──────── EXTRACTED DATA

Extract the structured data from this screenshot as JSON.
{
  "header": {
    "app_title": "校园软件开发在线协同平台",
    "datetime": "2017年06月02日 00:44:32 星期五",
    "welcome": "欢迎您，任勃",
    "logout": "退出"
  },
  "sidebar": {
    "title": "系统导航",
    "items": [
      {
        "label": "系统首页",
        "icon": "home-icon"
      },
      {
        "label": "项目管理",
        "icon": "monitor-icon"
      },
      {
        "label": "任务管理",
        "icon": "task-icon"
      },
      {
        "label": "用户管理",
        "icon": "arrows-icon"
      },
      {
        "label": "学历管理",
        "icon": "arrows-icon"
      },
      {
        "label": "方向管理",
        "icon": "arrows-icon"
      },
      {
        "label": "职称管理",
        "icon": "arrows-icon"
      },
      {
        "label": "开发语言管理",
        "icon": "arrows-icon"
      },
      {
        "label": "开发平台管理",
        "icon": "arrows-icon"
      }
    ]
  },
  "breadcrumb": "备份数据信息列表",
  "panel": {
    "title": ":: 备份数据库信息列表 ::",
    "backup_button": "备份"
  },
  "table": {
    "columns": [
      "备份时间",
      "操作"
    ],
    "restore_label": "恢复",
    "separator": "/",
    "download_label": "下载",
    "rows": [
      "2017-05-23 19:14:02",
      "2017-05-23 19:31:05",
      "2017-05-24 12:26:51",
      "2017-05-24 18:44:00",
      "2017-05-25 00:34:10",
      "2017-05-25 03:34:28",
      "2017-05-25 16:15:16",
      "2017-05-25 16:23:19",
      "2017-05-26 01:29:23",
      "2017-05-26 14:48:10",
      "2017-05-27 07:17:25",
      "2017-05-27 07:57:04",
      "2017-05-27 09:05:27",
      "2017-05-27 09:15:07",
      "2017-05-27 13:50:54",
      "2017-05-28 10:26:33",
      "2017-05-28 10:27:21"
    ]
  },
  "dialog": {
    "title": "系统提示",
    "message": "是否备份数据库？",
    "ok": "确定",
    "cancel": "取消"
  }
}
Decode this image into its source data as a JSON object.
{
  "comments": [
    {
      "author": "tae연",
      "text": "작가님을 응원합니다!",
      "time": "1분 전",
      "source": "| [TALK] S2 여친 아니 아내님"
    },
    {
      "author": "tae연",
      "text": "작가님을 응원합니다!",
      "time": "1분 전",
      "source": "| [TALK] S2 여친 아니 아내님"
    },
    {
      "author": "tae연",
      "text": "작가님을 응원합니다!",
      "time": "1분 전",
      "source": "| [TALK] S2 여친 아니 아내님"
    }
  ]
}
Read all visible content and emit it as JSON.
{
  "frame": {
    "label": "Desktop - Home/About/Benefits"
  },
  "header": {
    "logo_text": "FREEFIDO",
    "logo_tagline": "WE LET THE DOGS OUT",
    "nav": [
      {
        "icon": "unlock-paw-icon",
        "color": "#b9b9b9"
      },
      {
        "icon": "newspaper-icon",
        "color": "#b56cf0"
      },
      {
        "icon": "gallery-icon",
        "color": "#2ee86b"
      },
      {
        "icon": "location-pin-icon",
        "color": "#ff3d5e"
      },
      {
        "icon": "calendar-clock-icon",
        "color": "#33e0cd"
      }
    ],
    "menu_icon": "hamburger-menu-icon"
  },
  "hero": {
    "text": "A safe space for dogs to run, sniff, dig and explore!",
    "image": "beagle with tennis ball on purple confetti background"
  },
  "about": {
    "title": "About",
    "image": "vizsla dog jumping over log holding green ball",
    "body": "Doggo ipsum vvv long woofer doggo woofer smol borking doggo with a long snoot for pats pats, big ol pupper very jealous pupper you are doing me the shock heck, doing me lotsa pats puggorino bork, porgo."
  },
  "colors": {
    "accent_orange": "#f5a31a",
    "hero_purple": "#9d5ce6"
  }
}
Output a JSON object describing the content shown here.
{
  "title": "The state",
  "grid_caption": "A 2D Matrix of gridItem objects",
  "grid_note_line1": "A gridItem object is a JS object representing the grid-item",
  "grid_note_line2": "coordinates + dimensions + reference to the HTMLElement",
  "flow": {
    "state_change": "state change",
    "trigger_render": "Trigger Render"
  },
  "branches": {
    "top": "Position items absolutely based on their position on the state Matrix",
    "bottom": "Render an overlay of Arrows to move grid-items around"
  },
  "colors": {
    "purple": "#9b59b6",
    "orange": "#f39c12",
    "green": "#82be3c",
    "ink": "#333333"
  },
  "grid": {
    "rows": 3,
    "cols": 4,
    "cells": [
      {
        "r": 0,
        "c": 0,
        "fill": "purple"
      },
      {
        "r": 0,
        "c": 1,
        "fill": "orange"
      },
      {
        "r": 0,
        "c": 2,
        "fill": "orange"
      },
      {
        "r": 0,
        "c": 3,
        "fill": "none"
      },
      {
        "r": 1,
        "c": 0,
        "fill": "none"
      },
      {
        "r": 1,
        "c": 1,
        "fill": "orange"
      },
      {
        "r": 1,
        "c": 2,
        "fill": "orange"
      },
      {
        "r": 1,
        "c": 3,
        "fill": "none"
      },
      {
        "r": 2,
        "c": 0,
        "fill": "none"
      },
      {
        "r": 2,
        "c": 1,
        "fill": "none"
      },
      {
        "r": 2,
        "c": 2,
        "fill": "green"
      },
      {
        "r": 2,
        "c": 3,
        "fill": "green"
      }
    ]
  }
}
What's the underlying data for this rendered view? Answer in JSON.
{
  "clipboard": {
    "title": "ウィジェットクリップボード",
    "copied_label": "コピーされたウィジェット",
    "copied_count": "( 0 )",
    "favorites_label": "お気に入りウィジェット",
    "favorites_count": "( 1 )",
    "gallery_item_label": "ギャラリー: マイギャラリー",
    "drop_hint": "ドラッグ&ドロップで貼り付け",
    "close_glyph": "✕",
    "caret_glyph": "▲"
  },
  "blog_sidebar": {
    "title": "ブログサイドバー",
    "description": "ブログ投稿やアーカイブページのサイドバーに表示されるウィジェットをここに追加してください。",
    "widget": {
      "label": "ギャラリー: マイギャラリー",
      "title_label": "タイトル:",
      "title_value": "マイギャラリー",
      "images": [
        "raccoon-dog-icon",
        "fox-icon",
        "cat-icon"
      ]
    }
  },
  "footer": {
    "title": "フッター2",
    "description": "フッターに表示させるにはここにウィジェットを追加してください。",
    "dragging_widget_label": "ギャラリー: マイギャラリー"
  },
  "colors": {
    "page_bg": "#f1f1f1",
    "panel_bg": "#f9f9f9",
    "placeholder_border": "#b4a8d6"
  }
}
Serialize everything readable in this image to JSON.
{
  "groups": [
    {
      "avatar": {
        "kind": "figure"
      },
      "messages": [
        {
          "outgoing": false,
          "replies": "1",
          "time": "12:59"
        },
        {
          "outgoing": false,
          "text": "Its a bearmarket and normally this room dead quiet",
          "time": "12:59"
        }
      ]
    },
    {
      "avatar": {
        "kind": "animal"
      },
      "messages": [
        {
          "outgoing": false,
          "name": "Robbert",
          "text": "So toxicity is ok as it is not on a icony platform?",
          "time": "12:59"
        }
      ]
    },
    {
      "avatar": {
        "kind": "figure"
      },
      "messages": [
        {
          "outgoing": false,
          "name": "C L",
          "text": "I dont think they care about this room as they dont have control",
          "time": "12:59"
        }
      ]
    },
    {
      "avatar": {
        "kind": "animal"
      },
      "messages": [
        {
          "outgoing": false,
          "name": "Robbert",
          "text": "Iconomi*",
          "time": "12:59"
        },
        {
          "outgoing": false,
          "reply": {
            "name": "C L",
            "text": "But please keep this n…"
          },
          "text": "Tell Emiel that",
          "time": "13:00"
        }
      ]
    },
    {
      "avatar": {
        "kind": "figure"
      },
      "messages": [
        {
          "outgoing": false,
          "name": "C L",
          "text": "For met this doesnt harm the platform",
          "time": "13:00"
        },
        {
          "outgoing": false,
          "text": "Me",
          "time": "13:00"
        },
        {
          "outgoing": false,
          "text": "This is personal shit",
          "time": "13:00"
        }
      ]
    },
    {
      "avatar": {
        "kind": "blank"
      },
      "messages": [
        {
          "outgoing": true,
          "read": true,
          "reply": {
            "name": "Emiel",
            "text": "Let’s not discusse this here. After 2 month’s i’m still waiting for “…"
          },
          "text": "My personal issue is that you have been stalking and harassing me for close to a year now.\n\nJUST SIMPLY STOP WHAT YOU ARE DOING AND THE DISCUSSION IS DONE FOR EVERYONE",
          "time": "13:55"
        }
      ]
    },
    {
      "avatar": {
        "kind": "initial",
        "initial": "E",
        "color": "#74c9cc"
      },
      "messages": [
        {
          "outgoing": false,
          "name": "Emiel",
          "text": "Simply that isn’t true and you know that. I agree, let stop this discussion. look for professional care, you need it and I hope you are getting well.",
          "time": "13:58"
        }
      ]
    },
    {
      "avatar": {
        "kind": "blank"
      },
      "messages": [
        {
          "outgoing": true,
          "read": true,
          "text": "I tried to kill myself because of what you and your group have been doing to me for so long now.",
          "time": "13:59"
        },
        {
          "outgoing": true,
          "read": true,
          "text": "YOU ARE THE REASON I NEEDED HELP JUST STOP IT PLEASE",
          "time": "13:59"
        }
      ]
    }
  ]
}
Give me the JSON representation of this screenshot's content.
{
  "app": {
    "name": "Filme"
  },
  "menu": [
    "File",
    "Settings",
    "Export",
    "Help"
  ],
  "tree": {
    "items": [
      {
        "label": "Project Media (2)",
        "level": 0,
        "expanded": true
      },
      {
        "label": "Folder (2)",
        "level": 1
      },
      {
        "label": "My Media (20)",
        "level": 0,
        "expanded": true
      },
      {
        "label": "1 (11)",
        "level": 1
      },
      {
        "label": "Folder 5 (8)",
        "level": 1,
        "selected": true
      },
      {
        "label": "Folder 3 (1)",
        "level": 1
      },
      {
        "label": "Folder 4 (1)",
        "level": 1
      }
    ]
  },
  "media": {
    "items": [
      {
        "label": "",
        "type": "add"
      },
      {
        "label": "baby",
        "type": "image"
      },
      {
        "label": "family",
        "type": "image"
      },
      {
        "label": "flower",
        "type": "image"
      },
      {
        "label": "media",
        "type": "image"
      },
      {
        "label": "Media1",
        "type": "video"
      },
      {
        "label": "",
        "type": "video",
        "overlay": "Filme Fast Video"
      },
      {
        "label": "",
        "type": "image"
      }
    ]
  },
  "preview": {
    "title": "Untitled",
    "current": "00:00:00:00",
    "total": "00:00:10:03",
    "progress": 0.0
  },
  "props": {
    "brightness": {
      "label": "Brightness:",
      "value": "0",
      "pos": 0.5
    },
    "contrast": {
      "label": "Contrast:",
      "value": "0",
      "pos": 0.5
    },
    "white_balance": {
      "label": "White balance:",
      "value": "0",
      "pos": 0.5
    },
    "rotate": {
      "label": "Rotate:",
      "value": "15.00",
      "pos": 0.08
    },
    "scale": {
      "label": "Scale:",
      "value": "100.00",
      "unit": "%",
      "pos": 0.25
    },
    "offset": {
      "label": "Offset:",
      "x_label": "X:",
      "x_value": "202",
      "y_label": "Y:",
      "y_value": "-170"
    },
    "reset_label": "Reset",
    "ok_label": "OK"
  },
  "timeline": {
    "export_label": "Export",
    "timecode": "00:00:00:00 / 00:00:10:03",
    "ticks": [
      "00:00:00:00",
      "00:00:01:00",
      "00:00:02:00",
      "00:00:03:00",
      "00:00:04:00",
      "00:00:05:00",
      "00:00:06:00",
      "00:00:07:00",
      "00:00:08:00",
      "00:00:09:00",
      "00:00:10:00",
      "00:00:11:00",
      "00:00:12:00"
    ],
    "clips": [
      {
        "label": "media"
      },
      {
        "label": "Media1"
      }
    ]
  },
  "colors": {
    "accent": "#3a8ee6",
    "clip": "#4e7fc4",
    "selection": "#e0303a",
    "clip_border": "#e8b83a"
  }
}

────────────────

# REQUIREMENT:
Read through the lines above and collect those that contain the string "room".

# CORRECT OUTPUT:
          "text": "Its a bearmarket and normally this room dead quiet",
          "text": "I dont think they care about this room as they dont have control",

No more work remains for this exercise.